* [TO DO]
Return every line below as is, leaving out the pictures.

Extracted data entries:
— Begin —

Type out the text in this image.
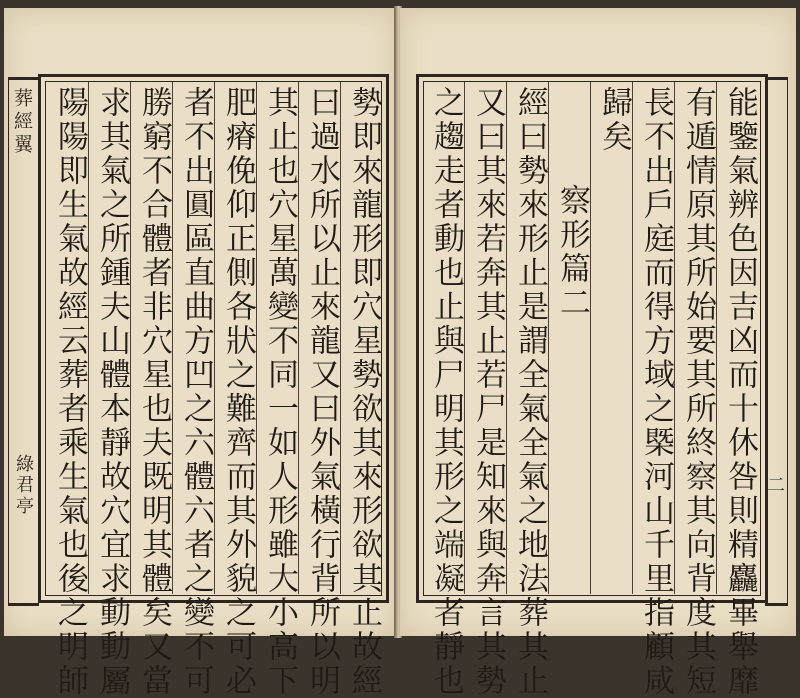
葬經翼
綠君亭	勢即來龍形即穴星勢欲其來形欲其止故經
曰過水所以止來龍又曰外氣橫行背所以明
其止也穴星萬變不同一如人形雖大小高下
肥瘠俛仰正側各狀之難齊而其外貌之可必
者不出圓區直曲方凹之六體六者之變不可
勝窮不合體者非穴星也夫既明其體矣又當
求其氣之所鍾夫山體本靜故穴宜求動動屬
陽陽即生氣故經云葬者乘生氣也後之明師	二
能鑒氣辨色因吉凶而十休咎則精麤畢舉靡
有遁情原其所始要其所終察其向背度其短
長不出戶庭而得方域之槩河山千里指顧咸
歸矣
察形篇二
經曰勢來形止是謂全氣全氣之地法葬其止
又曰其來若奔其止若尸是知來與奔言其勢
之趨走者動也止與尸明其形之端凝者靜也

— End —

* [COMPLETED EXERCISE]
Type out the text in this image.
葬經翼
綠君亭	勢即來龍形即穴星勢欲其來形欲其止故經
曰過水所以止來龍又曰外氣橫行背所以明
其止也穴星萬變不同一如人形雖大小高下
肥瘠俛仰正側各狀之難齊而其外貌之可必
者不出圓區直曲方凹之六體六者之變不可
勝窮不合體者非穴星也夫既明其體矣又當
求其氣之所鍾夫山體本靜故穴宜求動動屬
陽陽即生氣故經云葬者乘生氣也後之明師	二
能鑒氣辨色因吉凶而十休咎則精麤畢舉靡
有遁情原其所始要其所終察其向背度其短
長不出戶庭而得方域之槩河山千里指顧咸
歸矣
察形篇二
經曰勢來形止是謂全氣全氣之地法葬其止
又曰其來若奔其止若尸是知來與奔言其勢
之趨走者動也止與尸明其形之端凝者靜也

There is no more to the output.